──────── INPUT ROWS
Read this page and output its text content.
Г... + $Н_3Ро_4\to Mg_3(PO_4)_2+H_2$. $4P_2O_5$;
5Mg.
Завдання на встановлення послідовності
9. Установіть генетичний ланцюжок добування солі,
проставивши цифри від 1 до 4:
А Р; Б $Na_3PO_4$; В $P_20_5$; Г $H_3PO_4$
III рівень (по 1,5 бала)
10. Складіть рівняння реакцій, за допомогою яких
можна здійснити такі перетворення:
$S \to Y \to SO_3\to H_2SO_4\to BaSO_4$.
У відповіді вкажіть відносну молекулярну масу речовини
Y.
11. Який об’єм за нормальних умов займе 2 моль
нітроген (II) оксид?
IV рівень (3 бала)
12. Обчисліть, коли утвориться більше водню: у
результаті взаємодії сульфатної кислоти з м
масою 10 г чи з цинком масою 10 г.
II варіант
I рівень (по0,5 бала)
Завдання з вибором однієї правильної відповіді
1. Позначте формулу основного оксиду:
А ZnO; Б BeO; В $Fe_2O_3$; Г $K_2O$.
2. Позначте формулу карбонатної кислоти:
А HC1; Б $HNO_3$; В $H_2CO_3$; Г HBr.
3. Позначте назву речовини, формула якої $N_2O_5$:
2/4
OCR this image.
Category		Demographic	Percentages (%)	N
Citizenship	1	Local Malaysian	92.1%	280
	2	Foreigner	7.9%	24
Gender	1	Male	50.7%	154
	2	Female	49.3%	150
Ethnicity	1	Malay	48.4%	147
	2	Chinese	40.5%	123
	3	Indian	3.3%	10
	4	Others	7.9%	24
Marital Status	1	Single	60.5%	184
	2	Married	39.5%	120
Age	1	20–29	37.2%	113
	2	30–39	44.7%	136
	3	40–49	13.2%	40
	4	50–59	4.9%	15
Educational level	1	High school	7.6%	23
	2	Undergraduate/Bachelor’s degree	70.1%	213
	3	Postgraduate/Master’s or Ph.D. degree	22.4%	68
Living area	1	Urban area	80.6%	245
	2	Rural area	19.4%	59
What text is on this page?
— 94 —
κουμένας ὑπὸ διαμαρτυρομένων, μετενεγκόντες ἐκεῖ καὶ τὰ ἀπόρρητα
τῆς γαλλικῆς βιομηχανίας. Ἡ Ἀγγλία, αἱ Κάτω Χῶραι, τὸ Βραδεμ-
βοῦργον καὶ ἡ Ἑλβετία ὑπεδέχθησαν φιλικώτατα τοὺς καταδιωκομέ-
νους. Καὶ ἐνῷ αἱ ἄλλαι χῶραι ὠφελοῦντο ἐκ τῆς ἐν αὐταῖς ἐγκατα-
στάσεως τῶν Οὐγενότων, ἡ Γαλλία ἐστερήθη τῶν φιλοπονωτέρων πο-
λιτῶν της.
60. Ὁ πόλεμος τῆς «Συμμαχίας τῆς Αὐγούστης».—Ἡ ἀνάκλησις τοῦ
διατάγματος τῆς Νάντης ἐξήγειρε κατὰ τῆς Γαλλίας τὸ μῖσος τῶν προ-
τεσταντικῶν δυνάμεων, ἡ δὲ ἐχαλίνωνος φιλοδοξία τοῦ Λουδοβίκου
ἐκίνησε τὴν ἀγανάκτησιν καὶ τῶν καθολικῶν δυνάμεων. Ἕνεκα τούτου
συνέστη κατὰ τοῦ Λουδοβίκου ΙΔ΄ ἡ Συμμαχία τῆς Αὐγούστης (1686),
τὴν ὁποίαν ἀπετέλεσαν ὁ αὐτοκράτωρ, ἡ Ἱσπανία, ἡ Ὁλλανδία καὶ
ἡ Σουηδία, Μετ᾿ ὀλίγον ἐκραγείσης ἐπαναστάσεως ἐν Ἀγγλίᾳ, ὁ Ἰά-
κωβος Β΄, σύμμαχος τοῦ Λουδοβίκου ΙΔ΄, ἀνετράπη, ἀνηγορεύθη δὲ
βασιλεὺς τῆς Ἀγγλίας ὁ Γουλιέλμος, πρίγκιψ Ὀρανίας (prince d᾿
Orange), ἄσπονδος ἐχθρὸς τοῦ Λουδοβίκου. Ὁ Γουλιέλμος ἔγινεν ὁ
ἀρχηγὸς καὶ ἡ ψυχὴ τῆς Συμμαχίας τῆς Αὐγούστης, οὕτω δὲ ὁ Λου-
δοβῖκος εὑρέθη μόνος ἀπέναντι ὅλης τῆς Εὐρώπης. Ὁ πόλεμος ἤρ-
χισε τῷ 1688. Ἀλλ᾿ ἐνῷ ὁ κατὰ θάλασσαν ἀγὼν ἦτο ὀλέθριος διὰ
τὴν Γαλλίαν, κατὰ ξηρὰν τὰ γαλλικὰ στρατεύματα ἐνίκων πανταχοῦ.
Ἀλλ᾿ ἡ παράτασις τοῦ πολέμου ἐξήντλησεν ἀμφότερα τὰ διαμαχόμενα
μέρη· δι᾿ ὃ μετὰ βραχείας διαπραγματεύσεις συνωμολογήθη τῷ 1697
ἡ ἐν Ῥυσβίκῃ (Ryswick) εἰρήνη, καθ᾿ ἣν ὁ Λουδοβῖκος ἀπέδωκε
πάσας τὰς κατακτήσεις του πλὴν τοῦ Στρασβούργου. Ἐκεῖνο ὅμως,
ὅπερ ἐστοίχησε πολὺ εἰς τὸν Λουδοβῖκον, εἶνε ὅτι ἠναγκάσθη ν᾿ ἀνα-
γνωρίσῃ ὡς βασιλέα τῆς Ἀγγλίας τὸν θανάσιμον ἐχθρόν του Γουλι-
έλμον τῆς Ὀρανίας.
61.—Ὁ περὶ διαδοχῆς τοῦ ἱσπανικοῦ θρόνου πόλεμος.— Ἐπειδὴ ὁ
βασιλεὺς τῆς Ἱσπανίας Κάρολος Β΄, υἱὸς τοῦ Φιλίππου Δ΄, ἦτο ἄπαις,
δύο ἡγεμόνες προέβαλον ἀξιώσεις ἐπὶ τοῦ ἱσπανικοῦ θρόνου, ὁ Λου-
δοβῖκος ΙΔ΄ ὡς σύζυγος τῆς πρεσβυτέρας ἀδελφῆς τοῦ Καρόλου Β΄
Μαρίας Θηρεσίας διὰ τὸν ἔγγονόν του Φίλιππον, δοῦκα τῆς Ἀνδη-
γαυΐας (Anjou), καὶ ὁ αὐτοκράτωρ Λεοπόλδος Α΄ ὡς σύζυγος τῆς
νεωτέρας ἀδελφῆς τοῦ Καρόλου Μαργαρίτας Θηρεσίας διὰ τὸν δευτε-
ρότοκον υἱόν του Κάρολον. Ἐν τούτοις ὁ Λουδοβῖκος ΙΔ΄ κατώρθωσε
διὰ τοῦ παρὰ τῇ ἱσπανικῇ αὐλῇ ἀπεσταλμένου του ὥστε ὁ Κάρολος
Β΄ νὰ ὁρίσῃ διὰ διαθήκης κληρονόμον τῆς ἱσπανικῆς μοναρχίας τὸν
────────────────
WHAT IS NEEDED -
Set all of the entries down again, exactly as they were given.

FINISHED TASK -
Read this page and output its text content.
Г... + $Н_3Ро_4\to Mg_3(PO_4)_2+H_2$. $4P_2O_5$;
5Mg.
Завдання на встановлення послідовності
9. Установіть генетичний ланцюжок добування солі,
проставивши цифри від 1 до 4:
А Р; Б $Na_3PO_4$; В $P_20_5$; Г $H_3PO_4$
III рівень (по 1,5 бала)
10. Складіть рівняння реакцій, за допомогою яких
можна здійснити такі перетворення:
$S \to Y \to SO_3\to H_2SO_4\to BaSO_4$.
У відповіді вкажіть відносну молекулярну масу речовини
Y.
11. Який об’єм за нормальних умов займе 2 моль
нітроген (II) оксид?
IV рівень (3 бала)
12. Обчисліть, коли утвориться більше водню: у
результаті взаємодії сульфатної кислоти з м
масою 10 г чи з цинком масою 10 г.
II варіант
I рівень (по0,5 бала)
Завдання з вибором однієї правильної відповіді
1. Позначте формулу основного оксиду:
А ZnO; Б BeO; В $Fe_2O_3$; Г $K_2O$.
2. Позначте формулу карбонатної кислоти:
А HC1; Б $HNO_3$; В $H_2CO_3$; Г HBr.
3. Позначте назву речовини, формула якої $N_2O_5$:
2/4
OCR this image.
Category		Demographic	Percentages (%)	N
Citizenship	1	Local Malaysian	92.1%	280
	2	Foreigner	7.9%	24
Gender	1	Male	50.7%	154
	2	Female	49.3%	150
Ethnicity	1	Malay	48.4%	147
	2	Chinese	40.5%	123
	3	Indian	3.3%	10
	4	Others	7.9%	24
Marital Status	1	Single	60.5%	184
	2	Married	39.5%	120
Age	1	20–29	37.2%	113
	2	30–39	44.7%	136
	3	40–49	13.2%	40
	4	50–59	4.9%	15
Educational level	1	High school	7.6%	23
	2	Undergraduate/Bachelor’s degree	70.1%	213
	3	Postgraduate/Master’s or Ph.D. degree	22.4%	68
Living area	1	Urban area	80.6%	245
	2	Rural area	19.4%	59
What text is on this page?
— 94 —
κουμένας ὑπὸ διαμαρτυρομένων, μετενεγκόντες ἐκεῖ καὶ τὰ ἀπόρρητα
τῆς γαλλικῆς βιομηχανίας. Ἡ Ἀγγλία, αἱ Κάτω Χῶραι, τὸ Βραδεμ-
βοῦργον καὶ ἡ Ἑλβετία ὑπεδέχθησαν φιλικώτατα τοὺς καταδιωκομέ-
νους. Καὶ ἐνῷ αἱ ἄλλαι χῶραι ὠφελοῦντο ἐκ τῆς ἐν αὐταῖς ἐγκατα-
στάσεως τῶν Οὐγενότων, ἡ Γαλλία ἐστερήθη τῶν φιλοπονωτέρων πο-
λιτῶν της.
60. Ὁ πόλεμος τῆς «Συμμαχίας τῆς Αὐγούστης».—Ἡ ἀνάκλησις τοῦ
διατάγματος τῆς Νάντης ἐξήγειρε κατὰ τῆς Γαλλίας τὸ μῖσος τῶν προ-
τεσταντικῶν δυνάμεων, ἡ δὲ ἐχαλίνωνος φιλοδοξία τοῦ Λουδοβίκου
ἐκίνησε τὴν ἀγανάκτησιν καὶ τῶν καθολικῶν δυνάμεων. Ἕνεκα τούτου
συνέστη κατὰ τοῦ Λουδοβίκου ΙΔ΄ ἡ Συμμαχία τῆς Αὐγούστης (1686),
τὴν ὁποίαν ἀπετέλεσαν ὁ αὐτοκράτωρ, ἡ Ἱσπανία, ἡ Ὁλλανδία καὶ
ἡ Σουηδία, Μετ᾿ ὀλίγον ἐκραγείσης ἐπαναστάσεως ἐν Ἀγγλίᾳ, ὁ Ἰά-
κωβος Β΄, σύμμαχος τοῦ Λουδοβίκου ΙΔ΄, ἀνετράπη, ἀνηγορεύθη δὲ
βασιλεὺς τῆς Ἀγγλίας ὁ Γουλιέλμος, πρίγκιψ Ὀρανίας (prince d᾿
Orange), ἄσπονδος ἐχθρὸς τοῦ Λουδοβίκου. Ὁ Γουλιέλμος ἔγινεν ὁ
ἀρχηγὸς καὶ ἡ ψυχὴ τῆς Συμμαχίας τῆς Αὐγούστης, οὕτω δὲ ὁ Λου-
δοβῖκος εὑρέθη μόνος ἀπέναντι ὅλης τῆς Εὐρώπης. Ὁ πόλεμος ἤρ-
χισε τῷ 1688. Ἀλλ᾿ ἐνῷ ὁ κατὰ θάλασσαν ἀγὼν ἦτο ὀλέθριος διὰ
τὴν Γαλλίαν, κατὰ ξηρὰν τὰ γαλλικὰ στρατεύματα ἐνίκων πανταχοῦ.
Ἀλλ᾿ ἡ παράτασις τοῦ πολέμου ἐξήντλησεν ἀμφότερα τὰ διαμαχόμενα
μέρη· δι᾿ ὃ μετὰ βραχείας διαπραγματεύσεις συνωμολογήθη τῷ 1697
ἡ ἐν Ῥυσβίκῃ (Ryswick) εἰρήνη, καθ᾿ ἣν ὁ Λουδοβῖκος ἀπέδωκε
πάσας τὰς κατακτήσεις του πλὴν τοῦ Στρασβούργου. Ἐκεῖνο ὅμως,
ὅπερ ἐστοίχησε πολὺ εἰς τὸν Λουδοβῖκον, εἶνε ὅτι ἠναγκάσθη ν᾿ ἀνα-
γνωρίσῃ ὡς βασιλέα τῆς Ἀγγλίας τὸν θανάσιμον ἐχθρόν του Γουλι-
έλμον τῆς Ὀρανίας.
61.—Ὁ περὶ διαδοχῆς τοῦ ἱσπανικοῦ θρόνου πόλεμος.— Ἐπειδὴ ὁ
βασιλεὺς τῆς Ἱσπανίας Κάρολος Β΄, υἱὸς τοῦ Φιλίππου Δ΄, ἦτο ἄπαις,
δύο ἡγεμόνες προέβαλον ἀξιώσεις ἐπὶ τοῦ ἱσπανικοῦ θρόνου, ὁ Λου-
δοβῖκος ΙΔ΄ ὡς σύζυγος τῆς πρεσβυτέρας ἀδελφῆς τοῦ Καρόλου Β΄
Μαρίας Θηρεσίας διὰ τὸν ἔγγονόν του Φίλιππον, δοῦκα τῆς Ἀνδη-
γαυΐας (Anjou), καὶ ὁ αὐτοκράτωρ Λεοπόλδος Α΄ ὡς σύζυγος τῆς
νεωτέρας ἀδελφῆς τοῦ Καρόλου Μαργαρίτας Θηρεσίας διὰ τὸν δευτε-
ρότοκον υἱόν του Κάρολον. Ἐν τούτοις ὁ Λουδοβῖκος ΙΔ΄ κατώρθωσε
διὰ τοῦ παρὰ τῇ ἱσπανικῇ αὐλῇ ἀπεσταλμένου του ὥστε ὁ Κάρολος
Β΄ νὰ ὁρίσῃ διὰ διαθήκης κληρονόμον τῆς ἱσπανικῆς μοναρχίας τὸν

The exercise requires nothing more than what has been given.